Stated task
Copy every entry precisely.

-- Exercise inputs start --

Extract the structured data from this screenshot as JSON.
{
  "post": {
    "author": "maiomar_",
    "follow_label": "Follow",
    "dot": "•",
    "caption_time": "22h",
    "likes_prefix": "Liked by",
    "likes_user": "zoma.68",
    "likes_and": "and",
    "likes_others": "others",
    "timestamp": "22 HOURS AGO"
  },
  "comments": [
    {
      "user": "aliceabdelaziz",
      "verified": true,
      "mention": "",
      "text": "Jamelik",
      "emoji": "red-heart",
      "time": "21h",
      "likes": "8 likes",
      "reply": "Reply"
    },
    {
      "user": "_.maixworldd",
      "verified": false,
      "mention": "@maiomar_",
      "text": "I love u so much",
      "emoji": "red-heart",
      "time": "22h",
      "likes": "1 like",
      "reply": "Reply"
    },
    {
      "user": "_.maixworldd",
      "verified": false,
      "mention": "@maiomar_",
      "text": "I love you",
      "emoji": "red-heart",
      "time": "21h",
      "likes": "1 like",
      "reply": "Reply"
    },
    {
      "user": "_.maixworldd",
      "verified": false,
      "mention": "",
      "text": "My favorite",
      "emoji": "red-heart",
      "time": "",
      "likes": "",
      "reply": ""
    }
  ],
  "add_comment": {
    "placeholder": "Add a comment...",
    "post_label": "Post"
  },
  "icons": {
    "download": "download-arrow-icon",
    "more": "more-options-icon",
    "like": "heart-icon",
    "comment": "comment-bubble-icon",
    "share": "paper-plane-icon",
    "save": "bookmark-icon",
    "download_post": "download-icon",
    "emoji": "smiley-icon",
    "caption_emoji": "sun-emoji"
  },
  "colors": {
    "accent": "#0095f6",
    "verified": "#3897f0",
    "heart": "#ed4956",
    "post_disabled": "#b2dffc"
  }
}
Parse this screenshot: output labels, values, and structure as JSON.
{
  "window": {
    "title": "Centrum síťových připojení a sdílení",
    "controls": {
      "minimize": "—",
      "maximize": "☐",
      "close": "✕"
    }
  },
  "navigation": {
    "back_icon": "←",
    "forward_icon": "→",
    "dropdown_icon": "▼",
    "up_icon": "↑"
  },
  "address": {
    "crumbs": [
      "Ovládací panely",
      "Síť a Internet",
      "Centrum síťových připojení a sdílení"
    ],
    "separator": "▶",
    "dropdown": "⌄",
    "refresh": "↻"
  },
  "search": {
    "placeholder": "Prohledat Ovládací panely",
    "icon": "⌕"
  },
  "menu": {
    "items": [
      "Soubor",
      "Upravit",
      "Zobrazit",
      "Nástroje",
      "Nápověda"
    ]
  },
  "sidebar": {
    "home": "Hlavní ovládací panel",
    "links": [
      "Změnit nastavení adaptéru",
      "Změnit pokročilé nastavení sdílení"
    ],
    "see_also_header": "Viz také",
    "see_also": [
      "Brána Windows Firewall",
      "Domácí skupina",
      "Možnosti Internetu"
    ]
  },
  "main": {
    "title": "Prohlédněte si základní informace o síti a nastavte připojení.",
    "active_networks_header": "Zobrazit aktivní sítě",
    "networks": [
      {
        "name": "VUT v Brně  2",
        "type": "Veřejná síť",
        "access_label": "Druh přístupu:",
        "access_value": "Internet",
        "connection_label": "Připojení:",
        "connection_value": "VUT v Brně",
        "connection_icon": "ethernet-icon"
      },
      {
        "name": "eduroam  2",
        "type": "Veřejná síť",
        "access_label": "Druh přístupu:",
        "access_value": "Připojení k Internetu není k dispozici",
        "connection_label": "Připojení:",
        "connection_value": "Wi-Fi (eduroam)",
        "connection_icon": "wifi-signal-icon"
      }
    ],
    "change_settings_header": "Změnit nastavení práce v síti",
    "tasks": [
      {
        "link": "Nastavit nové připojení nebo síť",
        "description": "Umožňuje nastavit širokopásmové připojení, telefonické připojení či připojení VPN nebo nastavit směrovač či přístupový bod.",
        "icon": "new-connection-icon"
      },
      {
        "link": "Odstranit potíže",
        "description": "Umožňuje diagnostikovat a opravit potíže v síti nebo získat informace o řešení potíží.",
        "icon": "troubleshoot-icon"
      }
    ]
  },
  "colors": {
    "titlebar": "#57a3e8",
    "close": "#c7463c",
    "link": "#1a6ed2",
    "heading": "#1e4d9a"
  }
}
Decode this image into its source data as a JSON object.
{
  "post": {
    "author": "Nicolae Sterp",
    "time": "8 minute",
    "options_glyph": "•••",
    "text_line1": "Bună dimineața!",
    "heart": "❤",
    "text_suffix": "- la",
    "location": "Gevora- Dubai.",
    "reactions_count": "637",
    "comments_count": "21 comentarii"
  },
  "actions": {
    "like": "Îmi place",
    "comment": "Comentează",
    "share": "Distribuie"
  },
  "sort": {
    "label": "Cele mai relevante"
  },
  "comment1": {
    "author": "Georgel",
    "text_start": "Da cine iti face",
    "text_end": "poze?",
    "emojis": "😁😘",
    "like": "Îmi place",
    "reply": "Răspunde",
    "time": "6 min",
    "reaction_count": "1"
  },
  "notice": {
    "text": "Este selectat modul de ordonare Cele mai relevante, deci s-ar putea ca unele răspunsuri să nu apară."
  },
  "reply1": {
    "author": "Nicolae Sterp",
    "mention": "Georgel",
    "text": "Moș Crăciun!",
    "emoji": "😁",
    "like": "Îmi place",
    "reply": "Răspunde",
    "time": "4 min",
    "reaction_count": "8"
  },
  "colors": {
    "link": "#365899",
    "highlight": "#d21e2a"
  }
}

-- Exercise inputs end --

Reply to the task
Extract the structured data from this screenshot as JSON.
{
  "post": {
    "author": "maiomar_",
    "follow_label": "Follow",
    "dot": "•",
    "caption_time": "22h",
    "likes_prefix": "Liked by",
    "likes_user": "zoma.68",
    "likes_and": "and",
    "likes_others": "others",
    "timestamp": "22 HOURS AGO"
  },
  "comments": [
    {
      "user": "aliceabdelaziz",
      "verified": true,
      "mention": "",
      "text": "Jamelik",
      "emoji": "red-heart",
      "time": "21h",
      "likes": "8 likes",
      "reply": "Reply"
    },
    {
      "user": "_.maixworldd",
      "verified": false,
      "mention": "@maiomar_",
      "text": "I love u so much",
      "emoji": "red-heart",
      "time": "22h",
      "likes": "1 like",
      "reply": "Reply"
    },
    {
      "user": "_.maixworldd",
      "verified": false,
      "mention": "@maiomar_",
      "text": "I love you",
      "emoji": "red-heart",
      "time": "21h",
      "likes": "1 like",
      "reply": "Reply"
    },
    {
      "user": "_.maixworldd",
      "verified": false,
      "mention": "",
      "text": "My favorite",
      "emoji": "red-heart",
      "time": "",
      "likes": "",
      "reply": ""
    }
  ],
  "add_comment": {
    "placeholder": "Add a comment...",
    "post_label": "Post"
  },
  "icons": {
    "download": "download-arrow-icon",
    "more": "more-options-icon",
    "like": "heart-icon",
    "comment": "comment-bubble-icon",
    "share": "paper-plane-icon",
    "save": "bookmark-icon",
    "download_post": "download-icon",
    "emoji": "smiley-icon",
    "caption_emoji": "sun-emoji"
  },
  "colors": {
    "accent": "#0095f6",
    "verified": "#3897f0",
    "heart": "#ed4956",
    "post_disabled": "#b2dffc"
  }
}
Parse this screenshot: output labels, values, and structure as JSON.
{
  "window": {
    "title": "Centrum síťových připojení a sdílení",
    "controls": {
      "minimize": "—",
      "maximize": "☐",
      "close": "✕"
    }
  },
  "navigation": {
    "back_icon": "←",
    "forward_icon": "→",
    "dropdown_icon": "▼",
    "up_icon": "↑"
  },
  "address": {
    "crumbs": [
      "Ovládací panely",
      "Síť a Internet",
      "Centrum síťových připojení a sdílení"
    ],
    "separator": "▶",
    "dropdown": "⌄",
    "refresh": "↻"
  },
  "search": {
    "placeholder": "Prohledat Ovládací panely",
    "icon": "⌕"
  },
  "menu": {
    "items": [
      "Soubor",
      "Upravit",
      "Zobrazit",
      "Nástroje",
      "Nápověda"
    ]
  },
  "sidebar": {
    "home": "Hlavní ovládací panel",
    "links": [
      "Změnit nastavení adaptéru",
      "Změnit pokročilé nastavení sdílení"
    ],
    "see_also_header": "Viz také",
    "see_also": [
      "Brána Windows Firewall",
      "Domácí skupina",
      "Možnosti Internetu"
    ]
  },
  "main": {
    "title": "Prohlédněte si základní informace o síti a nastavte připojení.",
    "active_networks_header": "Zobrazit aktivní sítě",
    "networks": [
      {
        "name": "VUT v Brně  2",
        "type": "Veřejná síť",
        "access_label": "Druh přístupu:",
        "access_value": "Internet",
        "connection_label": "Připojení:",
        "connection_value": "VUT v Brně",
        "connection_icon": "ethernet-icon"
      },
      {
        "name": "eduroam  2",
        "type": "Veřejná síť",
        "access_label": "Druh přístupu:",
        "access_value": "Připojení k Internetu není k dispozici",
        "connection_label": "Připojení:",
        "connection_value": "Wi-Fi (eduroam)",
        "connection_icon": "wifi-signal-icon"
      }
    ],
    "change_settings_header": "Změnit nastavení práce v síti",
    "tasks": [
      {
        "link": "Nastavit nové připojení nebo síť",
        "description": "Umožňuje nastavit širokopásmové připojení, telefonické připojení či připojení VPN nebo nastavit směrovač či přístupový bod.",
        "icon": "new-connection-icon"
      },
      {
        "link": "Odstranit potíže",
        "description": "Umožňuje diagnostikovat a opravit potíže v síti nebo získat informace o řešení potíží.",
        "icon": "troubleshoot-icon"
      }
    ]
  },
  "colors": {
    "titlebar": "#57a3e8",
    "close": "#c7463c",
    "link": "#1a6ed2",
    "heading": "#1e4d9a"
  }
}
Decode this image into its source data as a JSON object.
{
  "post": {
    "author": "Nicolae Sterp",
    "time": "8 minute",
    "options_glyph": "•••",
    "text_line1": "Bună dimineața!",
    "heart": "❤",
    "text_suffix": "- la",
    "location": "Gevora- Dubai.",
    "reactions_count": "637",
    "comments_count": "21 comentarii"
  },
  "actions": {
    "like": "Îmi place",
    "comment": "Comentează",
    "share": "Distribuie"
  },
  "sort": {
    "label": "Cele mai relevante"
  },
  "comment1": {
    "author": "Georgel",
    "text_start": "Da cine iti face",
    "text_end": "poze?",
    "emojis": "😁😘",
    "like": "Îmi place",
    "reply": "Răspunde",
    "time": "6 min",
    "reaction_count": "1"
  },
  "notice": {
    "text": "Este selectat modul de ordonare Cele mai relevante, deci s-ar putea ca unele răspunsuri să nu apară."
  },
  "reply1": {
    "author": "Nicolae Sterp",
    "mention": "Georgel",
    "text": "Moș Crăciun!",
    "emoji": "😁",
    "like": "Îmi place",
    "reply": "Răspunde",
    "time": "4 min",
    "reaction_count": "8"
  },
  "colors": {
    "link": "#365899",
    "highlight": "#d21e2a"
  }
}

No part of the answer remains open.